• **PROBLEMS TO SOLVE**
1 – In the baseball player biography, which award did Gracial win at the 2019 Japan Series?
2 – Write the next part of the baseball player biography, picking up after its final sentence.

Start of EXTRACT

Yurisbel Gracial Garcia (born 14 October 1985) is a Cuban baseball player who is a free agent. He played in the Cuban National Series for the Cocodrilos de Matanzas and with the Fukuoka SoftBank Hawks of Nippon Professional Baseball.

Career

Québec Capitales
Gracial served in the Cuban military before playing for Matanzas in the Cuban National Series. In 2016, Gracial played for the Québec Capitales of the Canadian American Association of Professional Baseball, slashing .320/.376/.476 with 9 home runs and 58 RBI. He signed back with the club in 2017, and batted .333/.399/.524 with 13 home runs and 65 RBI. Gracial was released by Québec prior to the 2018 season.

Fukuoka SoftBank Hawks
In 2018, Gracial signed with the Fukuoka SoftBank Hawks of Nippon Professional Baseball's Pacific League. In 2018 season, he finished the regular season in 54 games with a batting average of .292, a 9 home runs, and a RBI of 30. And he participated in the 2018 Japan Series.

Gracial re-signed with the Hawks for the 2019 season.  He batted 6-for-16 (.375) with three home runs and six RBIs in the 2019 Japan Series and won the Japan Series Most Valuable Player Award. Gracial finished the regular season in 103 games with a batting average of .319, a 28 home runs, and a RBI of 68.

End of EXTRACT
Start of EXTRACTED INFORMATION

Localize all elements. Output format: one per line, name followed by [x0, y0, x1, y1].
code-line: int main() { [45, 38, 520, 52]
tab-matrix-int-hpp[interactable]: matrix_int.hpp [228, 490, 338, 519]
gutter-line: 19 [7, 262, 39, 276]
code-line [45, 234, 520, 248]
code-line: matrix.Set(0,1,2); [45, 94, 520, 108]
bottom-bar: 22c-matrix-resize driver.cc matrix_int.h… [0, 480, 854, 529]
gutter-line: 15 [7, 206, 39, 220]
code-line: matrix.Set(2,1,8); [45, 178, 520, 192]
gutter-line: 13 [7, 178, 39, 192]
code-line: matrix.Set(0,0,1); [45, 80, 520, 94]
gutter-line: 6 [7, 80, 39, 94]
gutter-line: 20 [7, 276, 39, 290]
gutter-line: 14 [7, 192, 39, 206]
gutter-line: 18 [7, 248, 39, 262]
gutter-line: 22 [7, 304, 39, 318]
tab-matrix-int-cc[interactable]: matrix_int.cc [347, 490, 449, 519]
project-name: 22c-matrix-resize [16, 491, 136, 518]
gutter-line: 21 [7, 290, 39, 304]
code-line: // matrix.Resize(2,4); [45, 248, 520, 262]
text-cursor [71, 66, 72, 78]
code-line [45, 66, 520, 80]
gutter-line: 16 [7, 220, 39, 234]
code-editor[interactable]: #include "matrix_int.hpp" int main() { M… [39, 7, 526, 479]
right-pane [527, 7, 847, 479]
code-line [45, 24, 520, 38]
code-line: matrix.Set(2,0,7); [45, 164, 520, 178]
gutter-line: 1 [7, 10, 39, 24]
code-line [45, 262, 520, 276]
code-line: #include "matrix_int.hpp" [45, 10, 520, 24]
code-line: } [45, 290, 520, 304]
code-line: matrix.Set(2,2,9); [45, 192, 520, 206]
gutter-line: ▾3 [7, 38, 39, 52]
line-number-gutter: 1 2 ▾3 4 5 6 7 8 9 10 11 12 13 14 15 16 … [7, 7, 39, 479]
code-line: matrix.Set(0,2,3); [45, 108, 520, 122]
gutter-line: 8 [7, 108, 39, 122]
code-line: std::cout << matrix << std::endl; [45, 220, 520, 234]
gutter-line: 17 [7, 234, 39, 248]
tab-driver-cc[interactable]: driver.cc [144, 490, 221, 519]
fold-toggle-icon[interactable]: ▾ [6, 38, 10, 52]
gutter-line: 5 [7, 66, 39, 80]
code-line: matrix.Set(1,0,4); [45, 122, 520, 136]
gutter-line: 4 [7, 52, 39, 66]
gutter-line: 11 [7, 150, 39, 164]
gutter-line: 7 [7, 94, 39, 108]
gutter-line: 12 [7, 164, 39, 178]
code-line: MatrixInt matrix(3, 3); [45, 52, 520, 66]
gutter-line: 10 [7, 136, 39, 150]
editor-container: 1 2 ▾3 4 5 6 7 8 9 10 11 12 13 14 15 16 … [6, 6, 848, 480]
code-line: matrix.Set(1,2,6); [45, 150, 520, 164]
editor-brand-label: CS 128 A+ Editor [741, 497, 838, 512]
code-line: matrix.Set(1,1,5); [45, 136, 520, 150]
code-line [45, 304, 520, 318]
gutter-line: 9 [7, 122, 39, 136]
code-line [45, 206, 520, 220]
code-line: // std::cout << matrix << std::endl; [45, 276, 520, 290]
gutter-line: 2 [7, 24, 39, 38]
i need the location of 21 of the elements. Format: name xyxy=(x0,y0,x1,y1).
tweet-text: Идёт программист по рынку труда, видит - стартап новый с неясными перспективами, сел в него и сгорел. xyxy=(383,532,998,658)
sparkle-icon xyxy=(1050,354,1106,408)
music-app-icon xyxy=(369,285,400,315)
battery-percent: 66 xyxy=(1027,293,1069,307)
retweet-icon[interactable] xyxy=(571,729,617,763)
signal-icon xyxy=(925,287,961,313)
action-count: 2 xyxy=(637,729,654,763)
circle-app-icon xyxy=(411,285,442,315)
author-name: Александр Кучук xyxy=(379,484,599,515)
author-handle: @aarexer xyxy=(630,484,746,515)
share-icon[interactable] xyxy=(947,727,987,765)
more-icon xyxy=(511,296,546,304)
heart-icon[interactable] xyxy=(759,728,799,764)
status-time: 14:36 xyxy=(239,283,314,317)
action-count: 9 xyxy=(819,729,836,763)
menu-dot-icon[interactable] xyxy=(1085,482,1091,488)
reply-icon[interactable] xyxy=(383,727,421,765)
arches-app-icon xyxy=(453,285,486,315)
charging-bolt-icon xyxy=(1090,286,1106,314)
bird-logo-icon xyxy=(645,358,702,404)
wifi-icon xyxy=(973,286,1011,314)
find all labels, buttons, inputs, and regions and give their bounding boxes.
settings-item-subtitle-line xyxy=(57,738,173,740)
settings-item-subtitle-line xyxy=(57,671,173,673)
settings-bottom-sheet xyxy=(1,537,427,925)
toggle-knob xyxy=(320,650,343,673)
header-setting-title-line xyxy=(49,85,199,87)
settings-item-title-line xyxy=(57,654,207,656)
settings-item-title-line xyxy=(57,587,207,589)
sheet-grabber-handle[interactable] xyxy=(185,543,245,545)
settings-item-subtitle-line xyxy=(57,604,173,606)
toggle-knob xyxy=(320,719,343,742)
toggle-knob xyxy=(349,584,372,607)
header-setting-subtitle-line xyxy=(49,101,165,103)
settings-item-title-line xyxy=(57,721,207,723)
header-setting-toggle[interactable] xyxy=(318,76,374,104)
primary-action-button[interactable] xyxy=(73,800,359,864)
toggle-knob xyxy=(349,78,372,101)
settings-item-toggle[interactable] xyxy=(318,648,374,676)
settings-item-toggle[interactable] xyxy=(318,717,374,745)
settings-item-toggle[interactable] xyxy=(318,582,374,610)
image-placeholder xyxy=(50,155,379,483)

End of EXTRACTED INFORMATION

• **ANSWERS BY ITEM**
1 – The Japan Series Most Valuable Player Award.

2 –
On January 22, 2020, Gracial signed a new two-year contract with Fukuoka SoftBank Hawks. However, due to the influence of the COVID-19 pandemic, he was unable to leave Cuba and was able to come to Japan on July 19. In 2020 season, Gracial finished the regular season in 69 games with a batting average of .277, 10 home runs and a RBI of 35. In the 2020 Japan Series against the Yomiuri Giants, Gracial contributed to the team's fourth consecutive Japan Series champion with two hits in Game 1, a home run in Game 2, and an RBI hit in Game 3.

In 2021 season, Gracial had been hitting well with a .305 batting average, five home runs, and 15 runs batted in, but on May 8, while reaching base as a runner against the Saitama Seibu Lions, he made contact with second baseman Nien-Ting Wu, breaking the ring finger on his right hand and making a long rehabilitation period inevitable. He ended up finishing the season as he did, playing only 37 games.

In 2022 season, Gracial had been in the starting lineup for all of the opening games but was benched on June 25 due to a sore left wrist. Also on the 27th he tested positive for COVID-19 and was removed from the first team registration according to regulations. On July 20, he was re-registered and played a pinch-hitter against the Tohoku Rakuten Golden Eagles. On July 27, he himself played in his second time All-Star game, the My navi All-Star Game 2022. He finished the regular season with a disappointing .271 batting average, seven home runs, and 30 runs batted in in 99 games, due in part to his removed from the first team registration from COVID-19. He became a free agent after the 2022 season.

International career
In 2017, Gracial was elected to the Cuba national baseball team at the 2017 World Baseball Classic.

In 2019, Gracial was elected to the Cuba national baseball team at the 2019 WBSC Premier12.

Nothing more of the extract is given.